*** SUPPLIED MATERIAL ***
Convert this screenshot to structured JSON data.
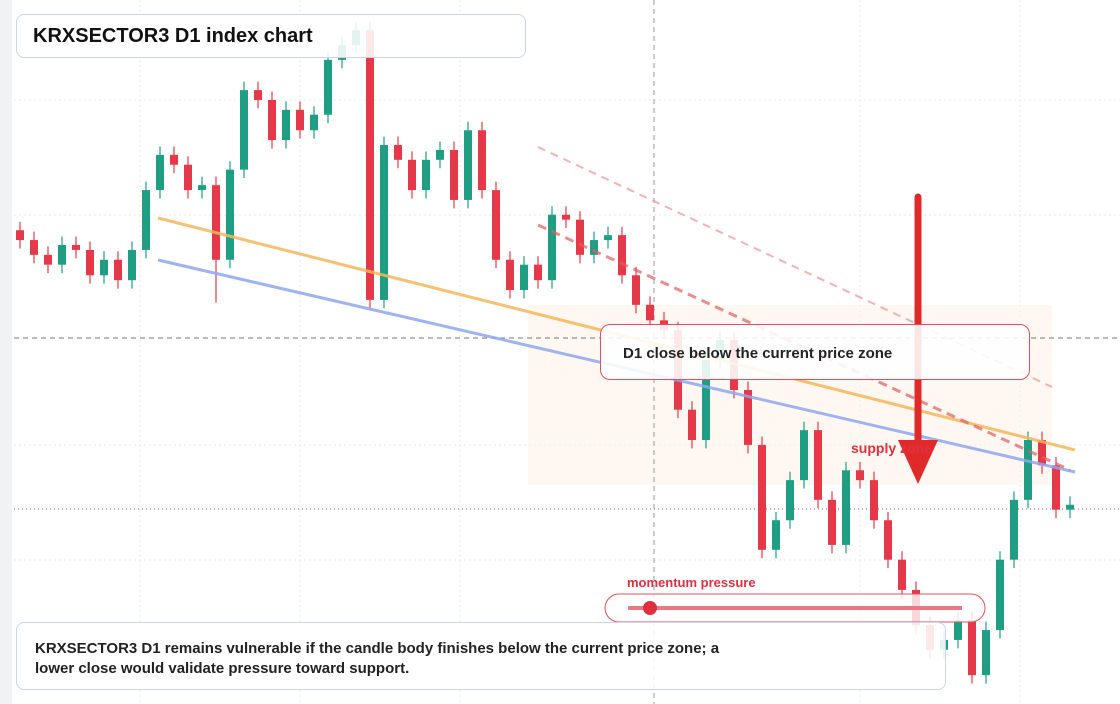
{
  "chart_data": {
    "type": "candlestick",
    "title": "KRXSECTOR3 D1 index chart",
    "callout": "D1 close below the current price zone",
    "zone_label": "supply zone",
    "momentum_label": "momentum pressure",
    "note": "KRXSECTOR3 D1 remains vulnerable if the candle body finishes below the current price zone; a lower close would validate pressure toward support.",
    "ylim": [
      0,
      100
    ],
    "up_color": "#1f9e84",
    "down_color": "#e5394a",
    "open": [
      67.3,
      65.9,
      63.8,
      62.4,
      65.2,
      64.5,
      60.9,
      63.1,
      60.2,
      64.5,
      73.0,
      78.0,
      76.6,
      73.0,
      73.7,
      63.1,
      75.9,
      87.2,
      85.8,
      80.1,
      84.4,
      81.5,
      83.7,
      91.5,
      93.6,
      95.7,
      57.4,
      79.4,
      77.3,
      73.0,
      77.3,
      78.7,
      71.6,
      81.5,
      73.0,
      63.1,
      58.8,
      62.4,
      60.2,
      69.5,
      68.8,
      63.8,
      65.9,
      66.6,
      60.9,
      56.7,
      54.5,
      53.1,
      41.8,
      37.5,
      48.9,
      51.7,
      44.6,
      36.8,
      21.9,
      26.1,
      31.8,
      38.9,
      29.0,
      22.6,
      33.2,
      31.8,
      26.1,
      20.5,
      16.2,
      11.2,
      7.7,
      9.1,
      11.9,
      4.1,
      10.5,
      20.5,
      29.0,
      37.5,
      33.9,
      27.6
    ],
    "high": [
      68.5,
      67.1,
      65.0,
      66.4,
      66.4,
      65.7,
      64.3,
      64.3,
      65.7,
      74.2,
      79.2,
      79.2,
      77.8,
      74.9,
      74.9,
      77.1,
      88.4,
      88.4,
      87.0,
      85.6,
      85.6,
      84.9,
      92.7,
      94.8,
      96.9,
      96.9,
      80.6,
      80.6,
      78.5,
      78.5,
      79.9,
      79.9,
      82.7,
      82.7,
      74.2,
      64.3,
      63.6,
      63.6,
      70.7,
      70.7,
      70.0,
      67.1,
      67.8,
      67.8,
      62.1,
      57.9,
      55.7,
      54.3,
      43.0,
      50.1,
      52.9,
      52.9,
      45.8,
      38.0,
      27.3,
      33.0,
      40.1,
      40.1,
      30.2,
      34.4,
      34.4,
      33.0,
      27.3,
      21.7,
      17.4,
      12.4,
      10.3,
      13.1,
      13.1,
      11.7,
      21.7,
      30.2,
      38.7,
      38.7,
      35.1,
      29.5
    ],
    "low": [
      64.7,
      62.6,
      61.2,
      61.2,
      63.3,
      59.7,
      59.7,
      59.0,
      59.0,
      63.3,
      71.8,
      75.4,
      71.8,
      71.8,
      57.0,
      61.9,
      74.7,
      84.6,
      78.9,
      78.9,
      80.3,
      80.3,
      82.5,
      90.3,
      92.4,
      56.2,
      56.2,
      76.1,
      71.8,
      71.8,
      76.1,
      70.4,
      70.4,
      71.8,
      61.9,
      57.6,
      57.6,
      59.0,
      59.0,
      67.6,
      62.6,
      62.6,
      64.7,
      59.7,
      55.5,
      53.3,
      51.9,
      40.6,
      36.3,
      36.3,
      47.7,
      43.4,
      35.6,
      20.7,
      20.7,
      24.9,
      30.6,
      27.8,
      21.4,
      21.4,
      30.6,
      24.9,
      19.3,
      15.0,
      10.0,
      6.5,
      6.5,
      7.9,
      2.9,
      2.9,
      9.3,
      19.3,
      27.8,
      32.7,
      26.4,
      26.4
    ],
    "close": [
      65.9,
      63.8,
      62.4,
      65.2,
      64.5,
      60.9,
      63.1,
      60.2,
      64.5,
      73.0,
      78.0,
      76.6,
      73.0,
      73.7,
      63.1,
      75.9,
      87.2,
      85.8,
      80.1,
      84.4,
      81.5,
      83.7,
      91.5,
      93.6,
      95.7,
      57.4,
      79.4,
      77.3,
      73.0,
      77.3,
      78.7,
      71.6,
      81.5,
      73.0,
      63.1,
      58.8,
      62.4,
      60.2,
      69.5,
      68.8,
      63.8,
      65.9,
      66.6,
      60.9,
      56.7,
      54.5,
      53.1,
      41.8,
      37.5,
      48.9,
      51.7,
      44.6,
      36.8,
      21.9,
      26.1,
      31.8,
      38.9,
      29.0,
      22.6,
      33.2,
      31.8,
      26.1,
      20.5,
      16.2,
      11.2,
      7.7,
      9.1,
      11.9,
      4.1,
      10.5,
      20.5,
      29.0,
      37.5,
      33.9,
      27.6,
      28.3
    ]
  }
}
***
• [INSTRUCTIONS FOR THE TASK] Go through the data above and transcribe it in full, omitting any image.

• [FINAL RESULT]
Convert this screenshot to structured JSON data.
{
  "chart_data": {
    "type": "candlestick",
    "title": "KRXSECTOR3 D1 index chart",
    "callout": "D1 close below the current price zone",
    "zone_label": "supply zone",
    "momentum_label": "momentum pressure",
    "note": "KRXSECTOR3 D1 remains vulnerable if the candle body finishes below the current price zone; a lower close would validate pressure toward support.",
    "ylim": [
      0,
      100
    ],
    "up_color": "#1f9e84",
    "down_color": "#e5394a",
    "open": [
      67.3,
      65.9,
      63.8,
      62.4,
      65.2,
      64.5,
      60.9,
      63.1,
      60.2,
      64.5,
      73.0,
      78.0,
      76.6,
      73.0,
      73.7,
      63.1,
      75.9,
      87.2,
      85.8,
      80.1,
      84.4,
      81.5,
      83.7,
      91.5,
      93.6,
      95.7,
      57.4,
      79.4,
      77.3,
      73.0,
      77.3,
      78.7,
      71.6,
      81.5,
      73.0,
      63.1,
      58.8,
      62.4,
      60.2,
      69.5,
      68.8,
      63.8,
      65.9,
      66.6,
      60.9,
      56.7,
      54.5,
      53.1,
      41.8,
      37.5,
      48.9,
      51.7,
      44.6,
      36.8,
      21.9,
      26.1,
      31.8,
      38.9,
      29.0,
      22.6,
      33.2,
      31.8,
      26.1,
      20.5,
      16.2,
      11.2,
      7.7,
      9.1,
      11.9,
      4.1,
      10.5,
      20.5,
      29.0,
      37.5,
      33.9,
      27.6
    ],
    "high": [
      68.5,
      67.1,
      65.0,
      66.4,
      66.4,
      65.7,
      64.3,
      64.3,
      65.7,
      74.2,
      79.2,
      79.2,
      77.8,
      74.9,
      74.9,
      77.1,
      88.4,
      88.4,
      87.0,
      85.6,
      85.6,
      84.9,
      92.7,
      94.8,
      96.9,
      96.9,
      80.6,
      80.6,
      78.5,
      78.5,
      79.9,
      79.9,
      82.7,
      82.7,
      74.2,
      64.3,
      63.6,
      63.6,
      70.7,
      70.7,
      70.0,
      67.1,
      67.8,
      67.8,
      62.1,
      57.9,
      55.7,
      54.3,
      43.0,
      50.1,
      52.9,
      52.9,
      45.8,
      38.0,
      27.3,
      33.0,
      40.1,
      40.1,
      30.2,
      34.4,
      34.4,
      33.0,
      27.3,
      21.7,
      17.4,
      12.4,
      10.3,
      13.1,
      13.1,
      11.7,
      21.7,
      30.2,
      38.7,
      38.7,
      35.1,
      29.5
    ],
    "low": [
      64.7,
      62.6,
      61.2,
      61.2,
      63.3,
      59.7,
      59.7,
      59.0,
      59.0,
      63.3,
      71.8,
      75.4,
      71.8,
      71.8,
      57.0,
      61.9,
      74.7,
      84.6,
      78.9,
      78.9,
      80.3,
      80.3,
      82.5,
      90.3,
      92.4,
      56.2,
      56.2,
      76.1,
      71.8,
      71.8,
      76.1,
      70.4,
      70.4,
      71.8,
      61.9,
      57.6,
      57.6,
      59.0,
      59.0,
      67.6,
      62.6,
      62.6,
      64.7,
      59.7,
      55.5,
      53.3,
      51.9,
      40.6,
      36.3,
      36.3,
      47.7,
      43.4,
      35.6,
      20.7,
      20.7,
      24.9,
      30.6,
      27.8,
      21.4,
      21.4,
      30.6,
      24.9,
      19.3,
      15.0,
      10.0,
      6.5,
      6.5,
      7.9,
      2.9,
      2.9,
      9.3,
      19.3,
      27.8,
      32.7,
      26.4,
      26.4
    ],
    "close": [
      65.9,
      63.8,
      62.4,
      65.2,
      64.5,
      60.9,
      63.1,
      60.2,
      64.5,
      73.0,
      78.0,
      76.6,
      73.0,
      73.7,
      63.1,
      75.9,
      87.2,
      85.8,
      80.1,
      84.4,
      81.5,
      83.7,
      91.5,
      93.6,
      95.7,
      57.4,
      79.4,
      77.3,
      73.0,
      77.3,
      78.7,
      71.6,
      81.5,
      73.0,
      63.1,
      58.8,
      62.4,
      60.2,
      69.5,
      68.8,
      63.8,
      65.9,
      66.6,
      60.9,
      56.7,
      54.5,
      53.1,
      41.8,
      37.5,
      48.9,
      51.7,
      44.6,
      36.8,
      21.9,
      26.1,
      31.8,
      38.9,
      29.0,
      22.6,
      33.2,
      31.8,
      26.1,
      20.5,
      16.2,
      11.2,
      7.7,
      9.1,
      11.9,
      4.1,
      10.5,
      20.5,
      29.0,
      37.5,
      33.9,
      27.6,
      28.3
    ]
  }
}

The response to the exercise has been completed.